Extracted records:
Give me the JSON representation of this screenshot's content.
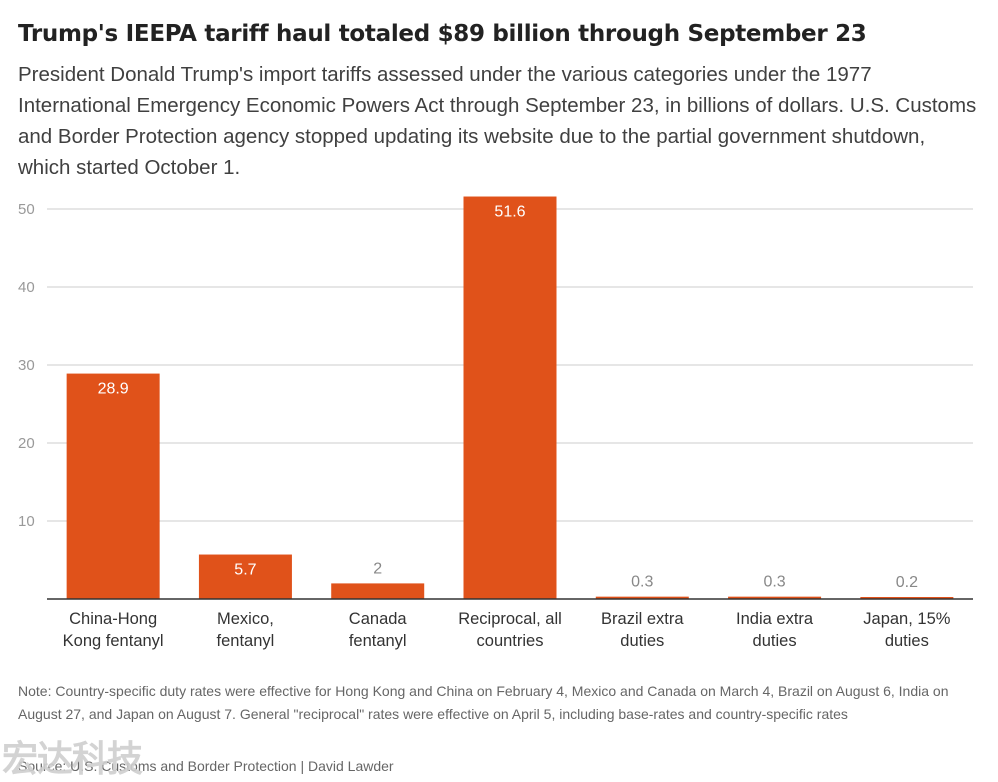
{
  "title": "Trump's IEEPA tariff haul totaled $89 billion through September 23",
  "subtitle": "President Donald Trump's import tariffs assessed under the various categories under the 1977 International Emergency Economic Powers Act through September 23, in billions of dollars. U.S. Customs and Border Protection agency stopped updating its website due to the partial government shutdown, which started October 1.",
  "note": "Note: Country-specific duty rates were effective for Hong Kong and China on February 4, Mexico and Canada on March 4, Brazil on August 6, India on August 27, and Japan on August 7. General \"reciprocal\" rates were effective on April 5, including base-rates and country-specific rates",
  "source": "Source: U.S. Customs and Border Protection | David Lawder",
  "watermark": "宏达科技",
  "colors": {
    "bar": "#e0521a",
    "grid": "#cccccc",
    "axis": "#333333",
    "label_inside": "#ffffff",
    "label_outside": "#888888"
  },
  "chart_data": {
    "type": "bar",
    "title": "Trump's IEEPA tariff haul totaled $89 billion through September 23",
    "xlabel": "",
    "ylabel": "",
    "ylim": [
      0,
      50
    ],
    "yticks": [
      10,
      20,
      30,
      40,
      50
    ],
    "grid": true,
    "categories": [
      [
        "China-Hong",
        "Kong fentanyl"
      ],
      [
        "Mexico,",
        "fentanyl"
      ],
      [
        "Canada",
        "fentanyl"
      ],
      [
        "Reciprocal, all",
        "countries"
      ],
      [
        "Brazil extra",
        "duties"
      ],
      [
        "India extra",
        "duties"
      ],
      [
        "Japan, 15%",
        "duties"
      ]
    ],
    "values": [
      28.9,
      5.7,
      2,
      51.6,
      0.3,
      0.3,
      0.2
    ],
    "value_labels": [
      "28.9",
      "5.7",
      "2",
      "51.6",
      "0.3",
      "0.3",
      "0.2"
    ]
  }
}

▸ **Set exercise**: Reproduce every record above exactly, omitting the pictures.

▸ **Answer in full**:
Give me the JSON representation of this screenshot's content.
{
  "title": "Trump's IEEPA tariff haul totaled $89 billion through September 23",
  "subtitle": "President Donald Trump's import tariffs assessed under the various categories under the 1977 International Emergency Economic Powers Act through September 23, in billions of dollars. U.S. Customs and Border Protection agency stopped updating its website due to the partial government shutdown, which started October 1.",
  "note": "Note: Country-specific duty rates were effective for Hong Kong and China on February 4, Mexico and Canada on March 4, Brazil on August 6, India on August 27, and Japan on August 7. General \"reciprocal\" rates were effective on April 5, including base-rates and country-specific rates",
  "source": "Source: U.S. Customs and Border Protection | David Lawder",
  "watermark": "宏达科技",
  "colors": {
    "bar": "#e0521a",
    "grid": "#cccccc",
    "axis": "#333333",
    "label_inside": "#ffffff",
    "label_outside": "#888888"
  },
  "chart_data": {
    "type": "bar",
    "title": "Trump's IEEPA tariff haul totaled $89 billion through September 23",
    "xlabel": "",
    "ylabel": "",
    "ylim": [
      0,
      50
    ],
    "yticks": [
      10,
      20,
      30,
      40,
      50
    ],
    "grid": true,
    "categories": [
      [
        "China-Hong",
        "Kong fentanyl"
      ],
      [
        "Mexico,",
        "fentanyl"
      ],
      [
        "Canada",
        "fentanyl"
      ],
      [
        "Reciprocal, all",
        "countries"
      ],
      [
        "Brazil extra",
        "duties"
      ],
      [
        "India extra",
        "duties"
      ],
      [
        "Japan, 15%",
        "duties"
      ]
    ],
    "values": [
      28.9,
      5.7,
      2,
      51.6,
      0.3,
      0.3,
      0.2
    ],
    "value_labels": [
      "28.9",
      "5.7",
      "2",
      "51.6",
      "0.3",
      "0.3",
      "0.2"
    ]
  }
}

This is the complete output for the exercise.